▸ **Task objective**:
Repeat the material exactly, every line of it.

[Stored entries]
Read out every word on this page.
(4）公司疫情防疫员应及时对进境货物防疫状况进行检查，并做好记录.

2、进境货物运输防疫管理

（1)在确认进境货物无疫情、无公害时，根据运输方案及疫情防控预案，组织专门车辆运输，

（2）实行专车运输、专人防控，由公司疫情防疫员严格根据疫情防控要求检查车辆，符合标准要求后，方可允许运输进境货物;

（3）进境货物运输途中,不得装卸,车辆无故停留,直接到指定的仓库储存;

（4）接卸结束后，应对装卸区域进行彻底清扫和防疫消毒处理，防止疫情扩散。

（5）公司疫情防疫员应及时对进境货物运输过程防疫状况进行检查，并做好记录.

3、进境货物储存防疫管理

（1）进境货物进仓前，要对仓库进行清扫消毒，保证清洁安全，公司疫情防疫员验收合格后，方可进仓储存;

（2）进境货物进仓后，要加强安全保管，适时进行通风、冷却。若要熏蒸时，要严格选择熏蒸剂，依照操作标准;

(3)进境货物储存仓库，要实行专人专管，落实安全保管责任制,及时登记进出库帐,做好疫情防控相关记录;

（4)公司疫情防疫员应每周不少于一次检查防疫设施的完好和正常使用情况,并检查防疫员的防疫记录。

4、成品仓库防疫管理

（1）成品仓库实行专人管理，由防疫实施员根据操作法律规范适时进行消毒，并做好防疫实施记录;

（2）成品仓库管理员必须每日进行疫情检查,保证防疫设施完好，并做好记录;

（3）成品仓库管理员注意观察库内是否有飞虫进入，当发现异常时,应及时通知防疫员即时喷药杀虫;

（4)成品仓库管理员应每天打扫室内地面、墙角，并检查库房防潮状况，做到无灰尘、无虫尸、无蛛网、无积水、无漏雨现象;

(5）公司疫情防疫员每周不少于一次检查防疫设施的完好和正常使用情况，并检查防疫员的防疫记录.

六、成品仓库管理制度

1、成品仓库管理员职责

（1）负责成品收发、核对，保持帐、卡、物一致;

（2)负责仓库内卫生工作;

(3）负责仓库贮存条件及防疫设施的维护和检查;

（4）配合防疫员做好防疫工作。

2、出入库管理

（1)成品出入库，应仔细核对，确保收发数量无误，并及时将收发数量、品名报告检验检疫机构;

▸ **Answer to this problem**:
Read out every word on this page.
(4）公司疫情防疫员应及时对进境货物防疫状况进行检查，并做好记录.

2、进境货物运输防疫管理

（1)在确认进境货物无疫情、无公害时，根据运输方案及疫情防控预案，组织专门车辆运输，

（2）实行专车运输、专人防控，由公司疫情防疫员严格根据疫情防控要求检查车辆，符合标准要求后，方可允许运输进境货物;

（3）进境货物运输途中,不得装卸,车辆无故停留,直接到指定的仓库储存;

（4）接卸结束后，应对装卸区域进行彻底清扫和防疫消毒处理，防止疫情扩散。

（5）公司疫情防疫员应及时对进境货物运输过程防疫状况进行检查，并做好记录.

3、进境货物储存防疫管理

（1）进境货物进仓前，要对仓库进行清扫消毒，保证清洁安全，公司疫情防疫员验收合格后，方可进仓储存;

（2）进境货物进仓后，要加强安全保管，适时进行通风、冷却。若要熏蒸时，要严格选择熏蒸剂，依照操作标准;

(3)进境货物储存仓库，要实行专人专管，落实安全保管责任制,及时登记进出库帐,做好疫情防控相关记录;

（4)公司疫情防疫员应每周不少于一次检查防疫设施的完好和正常使用情况,并检查防疫员的防疫记录。

4、成品仓库防疫管理

（1）成品仓库实行专人管理，由防疫实施员根据操作法律规范适时进行消毒，并做好防疫实施记录;

（2）成品仓库管理员必须每日进行疫情检查,保证防疫设施完好，并做好记录;

（3）成品仓库管理员注意观察库内是否有飞虫进入，当发现异常时,应及时通知防疫员即时喷药杀虫;

（4)成品仓库管理员应每天打扫室内地面、墙角，并检查库房防潮状况，做到无灰尘、无虫尸、无蛛网、无积水、无漏雨现象;

(5）公司疫情防疫员每周不少于一次检查防疫设施的完好和正常使用情况，并检查防疫员的防疫记录.

六、成品仓库管理制度

1、成品仓库管理员职责

（1）负责成品收发、核对，保持帐、卡、物一致;

（2)负责仓库内卫生工作;

(3）负责仓库贮存条件及防疫设施的维护和检查;

（4）配合防疫员做好防疫工作。

2、出入库管理

（1)成品出入库，应仔细核对，确保收发数量无误，并及时将收发数量、品名报告检验检疫机构;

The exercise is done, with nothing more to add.